# [INSTRUCTION]
Restate, word for word, all of the material shown below.

╭─ MATERIAL PROVIDED

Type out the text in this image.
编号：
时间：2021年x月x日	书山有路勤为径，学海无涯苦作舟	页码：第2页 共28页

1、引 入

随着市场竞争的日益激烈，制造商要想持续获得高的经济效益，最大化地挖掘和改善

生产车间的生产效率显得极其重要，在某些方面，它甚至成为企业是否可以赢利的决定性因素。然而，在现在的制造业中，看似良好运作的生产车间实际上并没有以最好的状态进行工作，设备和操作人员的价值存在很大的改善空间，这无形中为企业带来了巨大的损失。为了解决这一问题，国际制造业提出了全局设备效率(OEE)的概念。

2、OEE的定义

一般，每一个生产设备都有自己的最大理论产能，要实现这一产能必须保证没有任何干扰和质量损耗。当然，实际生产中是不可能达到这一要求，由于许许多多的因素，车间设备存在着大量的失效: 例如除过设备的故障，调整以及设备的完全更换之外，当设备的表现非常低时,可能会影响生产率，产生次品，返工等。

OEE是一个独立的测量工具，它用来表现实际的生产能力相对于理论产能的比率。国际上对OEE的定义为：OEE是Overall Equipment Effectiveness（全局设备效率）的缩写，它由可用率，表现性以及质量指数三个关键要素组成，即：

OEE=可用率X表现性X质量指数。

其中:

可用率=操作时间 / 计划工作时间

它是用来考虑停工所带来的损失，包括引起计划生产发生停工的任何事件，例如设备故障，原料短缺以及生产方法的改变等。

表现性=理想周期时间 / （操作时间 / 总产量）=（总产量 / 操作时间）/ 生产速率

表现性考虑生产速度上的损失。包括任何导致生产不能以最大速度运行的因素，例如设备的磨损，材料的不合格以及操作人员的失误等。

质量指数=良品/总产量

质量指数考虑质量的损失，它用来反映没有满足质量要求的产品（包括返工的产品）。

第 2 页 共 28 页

╰─

# [TASK SOLUTION]
Type out the text in this image.
编号：
时间：2021年x月x日	书山有路勤为径，学海无涯苦作舟	页码：第2页 共28页

1、引 入

随着市场竞争的日益激烈，制造商要想持续获得高的经济效益，最大化地挖掘和改善

生产车间的生产效率显得极其重要，在某些方面，它甚至成为企业是否可以赢利的决定性因素。然而，在现在的制造业中，看似良好运作的生产车间实际上并没有以最好的状态进行工作，设备和操作人员的价值存在很大的改善空间，这无形中为企业带来了巨大的损失。为了解决这一问题，国际制造业提出了全局设备效率(OEE)的概念。

2、OEE的定义

一般，每一个生产设备都有自己的最大理论产能，要实现这一产能必须保证没有任何干扰和质量损耗。当然，实际生产中是不可能达到这一要求，由于许许多多的因素，车间设备存在着大量的失效: 例如除过设备的故障，调整以及设备的完全更换之外，当设备的表现非常低时,可能会影响生产率，产生次品，返工等。

OEE是一个独立的测量工具，它用来表现实际的生产能力相对于理论产能的比率。国际上对OEE的定义为：OEE是Overall Equipment Effectiveness（全局设备效率）的缩写，它由可用率，表现性以及质量指数三个关键要素组成，即：

OEE=可用率X表现性X质量指数。

其中:

可用率=操作时间 / 计划工作时间

它是用来考虑停工所带来的损失，包括引起计划生产发生停工的任何事件，例如设备故障，原料短缺以及生产方法的改变等。

表现性=理想周期时间 / （操作时间 / 总产量）=（总产量 / 操作时间）/ 生产速率

表现性考虑生产速度上的损失。包括任何导致生产不能以最大速度运行的因素，例如设备的磨损，材料的不合格以及操作人员的失误等。

质量指数=良品/总产量

质量指数考虑质量的损失，它用来反映没有满足质量要求的产品（包括返工的产品）。

第 2 页 共 28 页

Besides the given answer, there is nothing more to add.